Wednesday, May 19, 2010

The Journal News: Kennedy Catholic Honors Nun/Coach on her 50th Anniversary

By Jonathan Bandler • jbandler@lohud.com • May 16, 2010

Back in the late 1960s, cheerleaders at Kennedy Catholic High School in Somers went to Sister Janet Meehan and asked her to help them form a spring track team. The art and math teacher wasn't a runner and didn't know the first thing about coaching the sport. But she was a quick study and her years of tutelage for the school’s running and track stars were under way. "They came to me I guess because I was the youngest teacher then," she said. "I learned a lot about it. I always say if you're going to do something, you have to do it right."

Meehan also started the girls' cross-country team in 1975 and the winter track team two years later and has helped coach some of the boys' teams in recent years — and she marvels at how far girls' sports have come in the decades she has spent at the school.

## SUPPLIED MATERIAL
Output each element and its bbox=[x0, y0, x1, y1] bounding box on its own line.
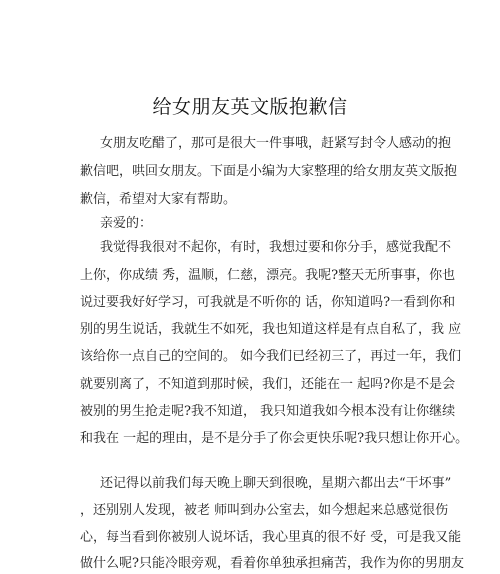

## TO DO
**a.** List every sports team the article on Sister Janet Meehan says she formed, started, or helped coach.
**b.** Write out the part of the article on Sister Janet Meehan from "Back in the" to "at the school.", word for word.

## RESPONSES TO THE EXERCISE
**a.**
- Spring track team
- Girls' cross-country team
- Winter track team
- Some of the boys' teams

**b.**
Back in the late 1960s, cheerleaders at Kennedy Catholic High School in Somers went to Sister Janet Meehan and asked her to help them form a spring track team. The art and math teacher wasn't a runner and didn't know the first thing about coaching the sport. But she was a quick study and her years of tutelage for the school’s running and track stars were under way. "They came to me I guess because I was the youngest teacher then," she said. "I learned a lot about it. I always say if you're going to do something, you have to do it right."

Meehan also started the girls' cross-country team in 1975 and the winter track team two years later and has helped coach some of the boys' teams in recent years — and she marvels at how far girls' sports have come in the decades she has spent at the school.